Start

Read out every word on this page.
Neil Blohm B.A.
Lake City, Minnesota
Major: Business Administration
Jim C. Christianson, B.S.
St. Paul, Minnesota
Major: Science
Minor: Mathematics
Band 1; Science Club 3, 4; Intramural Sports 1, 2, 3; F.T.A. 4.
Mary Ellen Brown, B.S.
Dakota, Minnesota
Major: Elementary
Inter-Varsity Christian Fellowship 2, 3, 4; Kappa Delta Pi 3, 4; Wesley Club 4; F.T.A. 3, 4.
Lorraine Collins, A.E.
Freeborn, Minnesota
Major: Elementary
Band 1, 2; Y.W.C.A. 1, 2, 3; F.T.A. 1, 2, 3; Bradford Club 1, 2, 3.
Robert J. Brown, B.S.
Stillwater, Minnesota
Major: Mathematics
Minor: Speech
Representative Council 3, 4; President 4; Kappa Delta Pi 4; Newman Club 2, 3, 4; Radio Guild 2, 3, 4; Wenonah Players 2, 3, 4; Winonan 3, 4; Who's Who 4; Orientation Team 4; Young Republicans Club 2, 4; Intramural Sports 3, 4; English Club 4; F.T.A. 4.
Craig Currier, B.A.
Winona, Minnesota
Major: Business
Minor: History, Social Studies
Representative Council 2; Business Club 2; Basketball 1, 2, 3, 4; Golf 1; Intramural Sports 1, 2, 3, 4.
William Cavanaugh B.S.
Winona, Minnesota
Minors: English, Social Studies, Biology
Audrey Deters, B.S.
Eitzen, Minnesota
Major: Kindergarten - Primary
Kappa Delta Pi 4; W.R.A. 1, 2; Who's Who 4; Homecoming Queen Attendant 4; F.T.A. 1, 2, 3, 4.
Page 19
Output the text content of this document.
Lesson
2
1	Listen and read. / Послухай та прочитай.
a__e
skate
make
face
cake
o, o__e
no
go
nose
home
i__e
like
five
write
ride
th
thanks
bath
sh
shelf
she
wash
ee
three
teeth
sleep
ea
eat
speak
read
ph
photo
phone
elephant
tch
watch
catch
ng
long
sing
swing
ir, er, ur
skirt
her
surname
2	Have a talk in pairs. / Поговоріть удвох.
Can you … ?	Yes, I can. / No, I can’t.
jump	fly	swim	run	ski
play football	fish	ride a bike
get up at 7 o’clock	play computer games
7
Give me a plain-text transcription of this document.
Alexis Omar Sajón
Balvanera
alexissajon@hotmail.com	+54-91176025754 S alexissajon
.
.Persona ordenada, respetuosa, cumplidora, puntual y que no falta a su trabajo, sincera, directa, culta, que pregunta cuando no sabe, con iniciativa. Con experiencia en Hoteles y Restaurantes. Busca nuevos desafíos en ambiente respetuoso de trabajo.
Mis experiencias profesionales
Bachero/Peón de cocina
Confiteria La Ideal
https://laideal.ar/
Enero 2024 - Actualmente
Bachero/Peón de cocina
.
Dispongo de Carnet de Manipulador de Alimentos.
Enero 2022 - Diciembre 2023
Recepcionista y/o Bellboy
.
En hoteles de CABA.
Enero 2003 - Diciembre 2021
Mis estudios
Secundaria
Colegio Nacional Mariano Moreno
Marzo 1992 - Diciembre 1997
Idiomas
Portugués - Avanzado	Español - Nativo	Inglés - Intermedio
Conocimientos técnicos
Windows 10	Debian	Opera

End

WHAT IS REQUIRED - Retype all the records, matching them exactly.

FULL SOLUTION -
Read out every word on this page.
Neil Blohm B.A.
Lake City, Minnesota
Major: Business Administration
Jim C. Christianson, B.S.
St. Paul, Minnesota
Major: Science
Minor: Mathematics
Band 1; Science Club 3, 4; Intramural Sports 1, 2, 3; F.T.A. 4.
Mary Ellen Brown, B.S.
Dakota, Minnesota
Major: Elementary
Inter-Varsity Christian Fellowship 2, 3, 4; Kappa Delta Pi 3, 4; Wesley Club 4; F.T.A. 3, 4.
Lorraine Collins, A.E.
Freeborn, Minnesota
Major: Elementary
Band 1, 2; Y.W.C.A. 1, 2, 3; F.T.A. 1, 2, 3; Bradford Club 1, 2, 3.
Robert J. Brown, B.S.
Stillwater, Minnesota
Major: Mathematics
Minor: Speech
Representative Council 3, 4; President 4; Kappa Delta Pi 4; Newman Club 2, 3, 4; Radio Guild 2, 3, 4; Wenonah Players 2, 3, 4; Winonan 3, 4; Who's Who 4; Orientation Team 4; Young Republicans Club 2, 4; Intramural Sports 3, 4; English Club 4; F.T.A. 4.
Craig Currier, B.A.
Winona, Minnesota
Major: Business
Minor: History, Social Studies
Representative Council 2; Business Club 2; Basketball 1, 2, 3, 4; Golf 1; Intramural Sports 1, 2, 3, 4.
William Cavanaugh B.S.
Winona, Minnesota
Minors: English, Social Studies, Biology
Audrey Deters, B.S.
Eitzen, Minnesota
Major: Kindergarten - Primary
Kappa Delta Pi 4; W.R.A. 1, 2; Who's Who 4; Homecoming Queen Attendant 4; F.T.A. 1, 2, 3, 4.
Page 19
Output the text content of this document.
Lesson
2
1	Listen and read. / Послухай та прочитай.
a__e
skate
make
face
cake
o, o__e
no
go
nose
home
i__e
like
five
write
ride
th
thanks
bath
sh
shelf
she
wash
ee
three
teeth
sleep
ea
eat
speak
read
ph
photo
phone
elephant
tch
watch
catch
ng
long
sing
swing
ir, er, ur
skirt
her
surname
2	Have a talk in pairs. / Поговоріть удвох.
Can you … ?	Yes, I can. / No, I can’t.
jump	fly	swim	run	ski
play football	fish	ride a bike
get up at 7 o’clock	play computer games
7
Give me a plain-text transcription of this document.
Alexis Omar Sajón
Balvanera
alexissajon@hotmail.com	+54-91176025754 S alexissajon
.
.Persona ordenada, respetuosa, cumplidora, puntual y que no falta a su trabajo, sincera, directa, culta, que pregunta cuando no sabe, con iniciativa. Con experiencia en Hoteles y Restaurantes. Busca nuevos desafíos en ambiente respetuoso de trabajo.
Mis experiencias profesionales
Bachero/Peón de cocina
Confiteria La Ideal
https://laideal.ar/
Enero 2024 - Actualmente
Bachero/Peón de cocina
.
Dispongo de Carnet de Manipulador de Alimentos.
Enero 2022 - Diciembre 2023
Recepcionista y/o Bellboy
.
En hoteles de CABA.
Enero 2003 - Diciembre 2021
Mis estudios
Secundaria
Colegio Nacional Mariano Moreno
Marzo 1992 - Diciembre 1997
Idiomas
Portugués - Avanzado	Español - Nativo	Inglés - Intermedio
Conocimientos técnicos
Windows 10	Debian	Opera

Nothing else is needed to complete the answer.